## BEGIN EXTRACTED INFORMATION

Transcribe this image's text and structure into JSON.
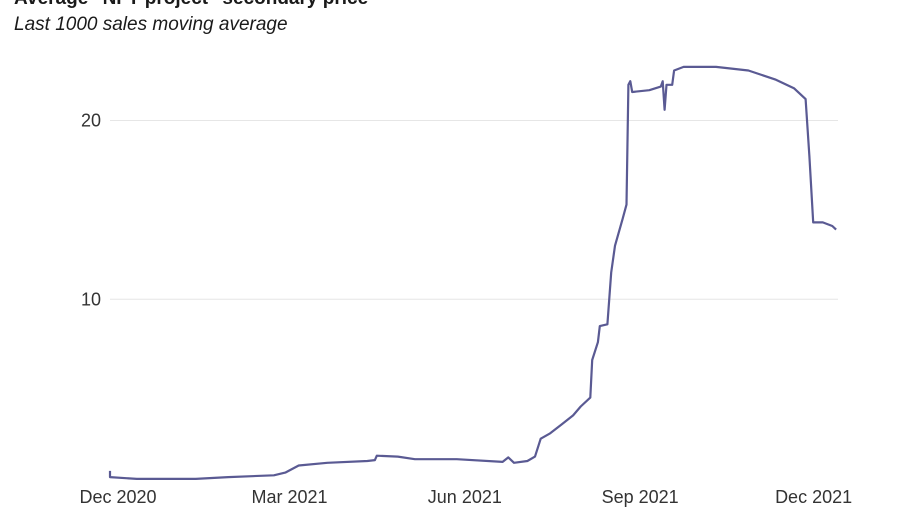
{
  "chart_data": {
    "type": "line",
    "title": "Average \"NFT project\" secondary price",
    "subtitle": "Last 1000 sales moving average",
    "xlabel": "",
    "ylabel": "",
    "x_ticks": [
      "Dec 2020",
      "Mar 2021",
      "Jun 2021",
      "Sep 2021",
      "Dec 2021"
    ],
    "y_ticks": [
      10,
      20
    ],
    "xlim": [
      "2020-12-01",
      "2021-12-18"
    ],
    "ylim": [
      0,
      23.5
    ],
    "grid": true,
    "line_color": "#5a5a93",
    "series": [
      {
        "name": "",
        "points": [
          [
            "2020-12-01",
            0.4
          ],
          [
            "2020-12-01",
            0.05
          ],
          [
            "2020-12-15",
            -0.05
          ],
          [
            "2021-01-15",
            -0.05
          ],
          [
            "2021-02-01",
            0.05
          ],
          [
            "2021-02-25",
            0.15
          ],
          [
            "2021-03-03",
            0.3
          ],
          [
            "2021-03-10",
            0.7
          ],
          [
            "2021-03-25",
            0.85
          ],
          [
            "2021-04-15",
            0.95
          ],
          [
            "2021-04-19",
            1.0
          ],
          [
            "2021-04-20",
            1.25
          ],
          [
            "2021-05-01",
            1.2
          ],
          [
            "2021-05-10",
            1.05
          ],
          [
            "2021-06-01",
            1.05
          ],
          [
            "2021-06-25",
            0.9
          ],
          [
            "2021-06-28",
            1.15
          ],
          [
            "2021-07-01",
            0.85
          ],
          [
            "2021-07-08",
            0.95
          ],
          [
            "2021-07-12",
            1.2
          ],
          [
            "2021-07-15",
            2.2
          ],
          [
            "2021-07-20",
            2.5
          ],
          [
            "2021-07-26",
            3.0
          ],
          [
            "2021-08-01",
            3.5
          ],
          [
            "2021-08-05",
            4.0
          ],
          [
            "2021-08-10",
            4.5
          ],
          [
            "2021-08-11",
            6.6
          ],
          [
            "2021-08-14",
            7.6
          ],
          [
            "2021-08-15",
            8.5
          ],
          [
            "2021-08-19",
            8.6
          ],
          [
            "2021-08-21",
            11.5
          ],
          [
            "2021-08-23",
            13.0
          ],
          [
            "2021-08-27",
            14.5
          ],
          [
            "2021-08-29",
            15.3
          ],
          [
            "2021-08-30",
            22.0
          ],
          [
            "2021-08-31",
            22.2
          ],
          [
            "2021-09-01",
            21.6
          ],
          [
            "2021-09-10",
            21.7
          ],
          [
            "2021-09-16",
            21.9
          ],
          [
            "2021-09-17",
            22.2
          ],
          [
            "2021-09-18",
            20.6
          ],
          [
            "2021-09-19",
            22.0
          ],
          [
            "2021-09-22",
            22.0
          ],
          [
            "2021-09-23",
            22.8
          ],
          [
            "2021-09-28",
            23.0
          ],
          [
            "2021-10-15",
            23.0
          ],
          [
            "2021-11-01",
            22.8
          ],
          [
            "2021-11-15",
            22.3
          ],
          [
            "2021-11-25",
            21.8
          ],
          [
            "2021-12-01",
            21.2
          ],
          [
            "2021-12-03",
            18.0
          ],
          [
            "2021-12-05",
            14.3
          ],
          [
            "2021-12-10",
            14.3
          ],
          [
            "2021-12-15",
            14.1
          ],
          [
            "2021-12-17",
            13.9
          ]
        ]
      }
    ]
  }
}
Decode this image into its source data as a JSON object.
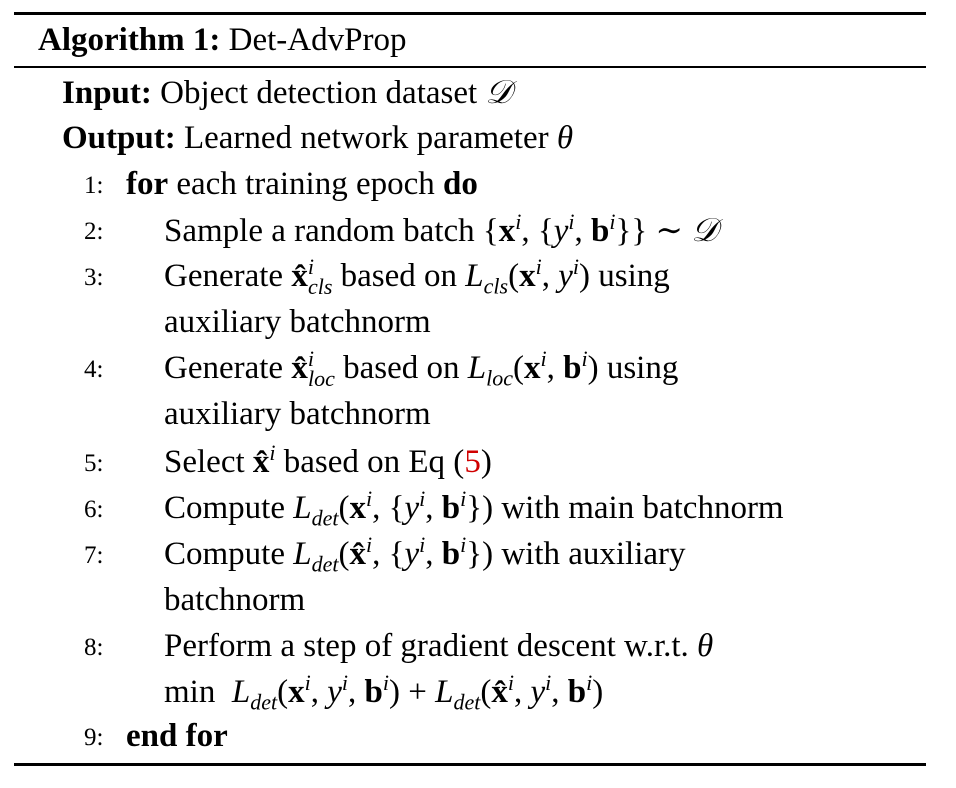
{
  "algorithm": {
    "title_prefix": "Algorithm 1:",
    "title_name": "Det-AdvProp",
    "input_label": "Input:",
    "input_text": "Object detection dataset",
    "output_label": "Output:",
    "output_text": "Learned network parameter",
    "steps": {
      "s1": {
        "num": "1:",
        "kw1": "for",
        "text": " each training epoch ",
        "kw2": "do"
      },
      "s2": {
        "num": "2:",
        "text": "Sample a random batch"
      },
      "s3": {
        "num": "3:",
        "a": "Generate",
        "b": "based on",
        "c": "using",
        "cont": "auxiliary batchnorm"
      },
      "s4": {
        "num": "4:",
        "a": "Generate",
        "b": "based on",
        "c": "using",
        "cont": "auxiliary batchnorm"
      },
      "s5": {
        "num": "5:",
        "a": "Select",
        "b": "based on Eq (",
        "ref": "5",
        "c": ")"
      },
      "s6": {
        "num": "6:",
        "a": "Compute",
        "b": "with main batchnorm"
      },
      "s7": {
        "num": "7:",
        "a": "Compute",
        "b": "with auxiliary",
        "cont": "batchnorm"
      },
      "s8": {
        "num": "8:",
        "a": "Perform a step of gradient descent w.r.t.",
        "cont": "min"
      },
      "s9": {
        "num": "9:",
        "kw": "end for"
      }
    }
  }
}
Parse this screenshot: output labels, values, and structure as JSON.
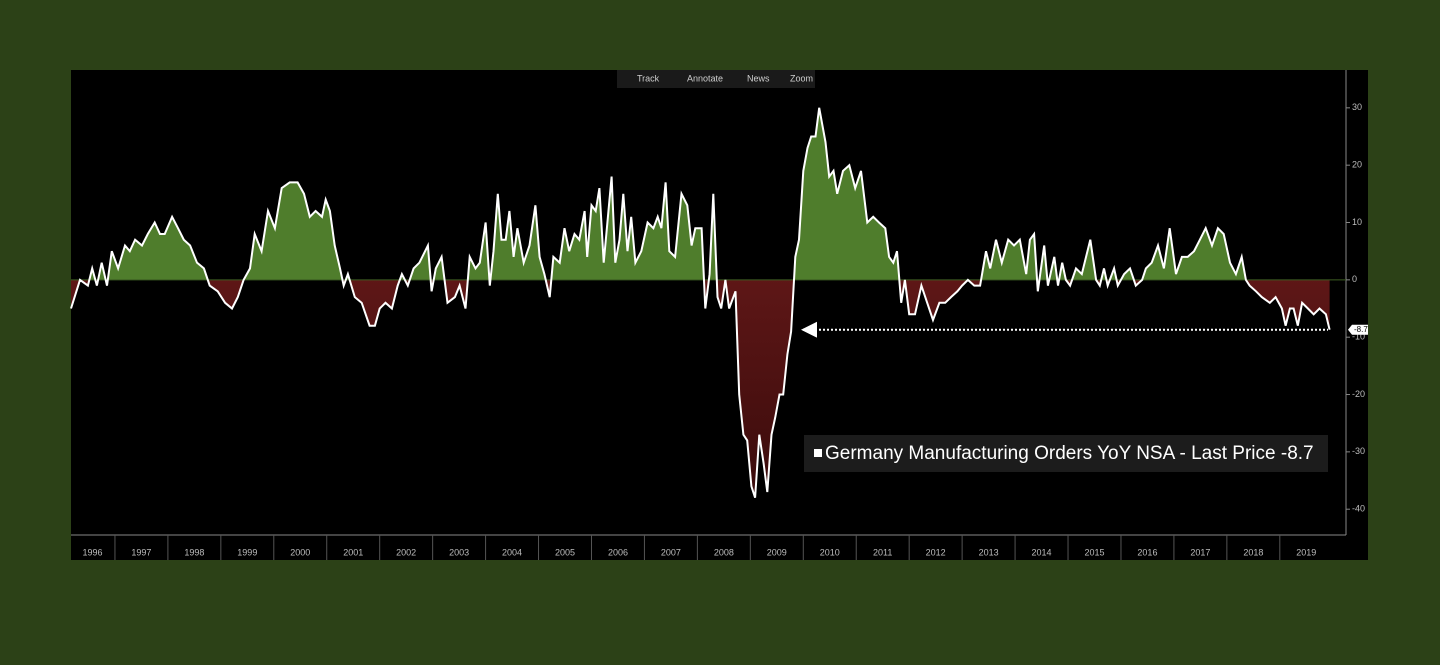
{
  "chart_data": {
    "type": "area",
    "toolbar": [
      "Track",
      "Annotate",
      "News",
      "Zoom"
    ],
    "series": [
      {
        "name": "Germany Manufacturing Orders YoY NSA - Last Price -8.7",
        "color": "#ffffff",
        "positive_color": "#4f7d2c",
        "negative_color": "#7a2020",
        "x": [
          1996.17,
          1996.34,
          1996.49,
          1996.57,
          1996.66,
          1996.75,
          1996.85,
          1996.94,
          1997.06,
          1997.19,
          1997.28,
          1997.38,
          1997.51,
          1997.62,
          1997.75,
          1997.85,
          1997.94,
          1998.08,
          1998.19,
          1998.3,
          1998.42,
          1998.55,
          1998.68,
          1998.79,
          1998.94,
          1999.08,
          1999.21,
          1999.32,
          1999.43,
          1999.55,
          1999.64,
          1999.77,
          1999.89,
          2000.02,
          2000.15,
          2000.3,
          2000.45,
          2000.57,
          2000.68,
          2000.79,
          2000.91,
          2000.98,
          2001.06,
          2001.15,
          2001.25,
          2001.32,
          2001.4,
          2001.53,
          2001.66,
          2001.81,
          2001.91,
          2002.0,
          2002.11,
          2002.23,
          2002.34,
          2002.42,
          2002.53,
          2002.64,
          2002.75,
          2002.91,
          2002.98,
          2003.06,
          2003.17,
          2003.28,
          2003.42,
          2003.51,
          2003.62,
          2003.7,
          2003.81,
          2003.89,
          2004.0,
          2004.08,
          2004.15,
          2004.23,
          2004.3,
          2004.38,
          2004.45,
          2004.53,
          2004.6,
          2004.72,
          2004.83,
          2004.94,
          2005.02,
          2005.11,
          2005.21,
          2005.28,
          2005.4,
          2005.49,
          2005.58,
          2005.68,
          2005.77,
          2005.87,
          2005.92,
          2006.0,
          2006.08,
          2006.15,
          2006.23,
          2006.3,
          2006.38,
          2006.45,
          2006.53,
          2006.6,
          2006.68,
          2006.75,
          2006.83,
          2006.94,
          2007.06,
          2007.17,
          2007.25,
          2007.32,
          2007.4,
          2007.47,
          2007.58,
          2007.7,
          2007.81,
          2007.89,
          2007.96,
          2008.08,
          2008.15,
          2008.23,
          2008.3,
          2008.38,
          2008.45,
          2008.53,
          2008.6,
          2008.72,
          2008.79,
          2008.87,
          2008.94,
          2009.02,
          2009.09,
          2009.17,
          2009.25,
          2009.32,
          2009.4,
          2009.47,
          2009.55,
          2009.62,
          2009.7,
          2009.77,
          2009.85,
          2009.92,
          2010.0,
          2010.08,
          2010.15,
          2010.23,
          2010.3,
          2010.42,
          2010.49,
          2010.57,
          2010.64,
          2010.75,
          2010.87,
          2010.98,
          2011.09,
          2011.21,
          2011.32,
          2011.43,
          2011.55,
          2011.62,
          2011.7,
          2011.77,
          2011.85,
          2011.92,
          2012.0,
          2012.11,
          2012.23,
          2012.34,
          2012.45,
          2012.57,
          2012.68,
          2012.79,
          2012.91,
          2013.0,
          2013.11,
          2013.23,
          2013.34,
          2013.45,
          2013.53,
          2013.64,
          2013.75,
          2013.87,
          2013.98,
          2014.09,
          2014.21,
          2014.28,
          2014.36,
          2014.43,
          2014.55,
          2014.62,
          2014.74,
          2014.81,
          2014.89,
          2014.96,
          2015.04,
          2015.15,
          2015.26,
          2015.42,
          2015.53,
          2015.6,
          2015.68,
          2015.75,
          2015.87,
          2015.94,
          2016.06,
          2016.17,
          2016.28,
          2016.4,
          2016.47,
          2016.58,
          2016.7,
          2016.81,
          2016.92,
          2017.04,
          2017.15,
          2017.26,
          2017.38,
          2017.49,
          2017.6,
          2017.72,
          2017.83,
          2017.94,
          2018.06,
          2018.17,
          2018.28,
          2018.36,
          2018.43,
          2018.55,
          2018.66,
          2018.81,
          2018.92,
          2019.04,
          2019.11,
          2019.19,
          2019.26,
          2019.34,
          2019.42,
          2019.53,
          2019.64,
          2019.75,
          2019.87,
          2019.94
        ],
        "values": [
          -5,
          0,
          -1,
          2,
          -1,
          3,
          -1,
          5,
          2,
          6,
          5,
          7,
          6,
          8,
          10,
          8,
          8,
          11,
          9,
          7,
          6,
          3,
          2,
          -1,
          -2,
          -4,
          -5,
          -3,
          0,
          2,
          8,
          5,
          12,
          9,
          16,
          17,
          17,
          15,
          11,
          12,
          11,
          14,
          12,
          6,
          2,
          -1,
          1,
          -3,
          -4,
          -8,
          -8,
          -5,
          -4,
          -5,
          -1,
          1,
          -1,
          2,
          3,
          6,
          -2,
          2,
          4,
          -4,
          -3,
          -1,
          -5,
          4,
          2,
          3,
          10,
          -1,
          5,
          15,
          7,
          7,
          12,
          4,
          9,
          3,
          6,
          13,
          4,
          1,
          -3,
          4,
          3,
          9,
          5,
          8,
          7,
          12,
          4,
          13,
          12,
          16,
          3,
          10,
          18,
          3,
          7,
          15,
          5,
          11,
          3,
          5,
          10,
          9,
          11,
          9,
          17,
          5,
          4,
          15,
          13,
          6,
          9,
          9,
          -5,
          1,
          15,
          -3,
          -5,
          0,
          -5,
          -2,
          -20,
          -27,
          -28,
          -36,
          -38,
          -27,
          -32,
          -37,
          -27,
          -24,
          -20,
          -20,
          -13,
          -9,
          4,
          7,
          19,
          23,
          25,
          25,
          30,
          24,
          18,
          19,
          15,
          19,
          20,
          16,
          19,
          10,
          11,
          10,
          9,
          4,
          3,
          5,
          -4,
          0,
          -6,
          -6,
          -1,
          -4,
          -7,
          -4,
          -4,
          -3,
          -2,
          -1,
          0,
          -1,
          -1,
          5,
          2,
          7,
          3,
          7,
          6,
          7,
          1,
          7,
          8,
          -2,
          6,
          -1,
          4,
          -1,
          3,
          0,
          -1,
          2,
          1,
          7,
          0,
          -1,
          2,
          -1,
          2,
          -1,
          1,
          2,
          -1,
          0,
          2,
          3,
          6,
          2,
          9,
          1,
          4,
          4,
          5,
          7,
          9,
          6,
          9,
          8,
          3,
          1,
          4,
          0,
          -1,
          -2,
          -3,
          -4,
          -3,
          -5,
          -8,
          -5,
          -5,
          -8,
          -4,
          -5,
          -6,
          -5,
          -6,
          -8.7
        ]
      }
    ],
    "last_price": -8.7,
    "xlim": [
      1996.17,
      2020.25
    ],
    "xticks": [
      1996,
      1997,
      1998,
      1999,
      2000,
      2001,
      2002,
      2003,
      2004,
      2005,
      2006,
      2007,
      2008,
      2009,
      2010,
      2011,
      2012,
      2013,
      2014,
      2015,
      2016,
      2017,
      2018,
      2019
    ],
    "ylim": [
      -44.5,
      36.6
    ],
    "yticks": [
      -40,
      -30,
      -20,
      -10,
      0,
      10,
      20,
      30
    ]
  }
}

## END EXTRACTED INFORMATION

EXERCISE GOAL - Copy each line from the data above that includes "image".

COMPLETE RESPONSE -
Transcribe this image's text and structure into JSON.
Decode this image into its source data as a JSON object.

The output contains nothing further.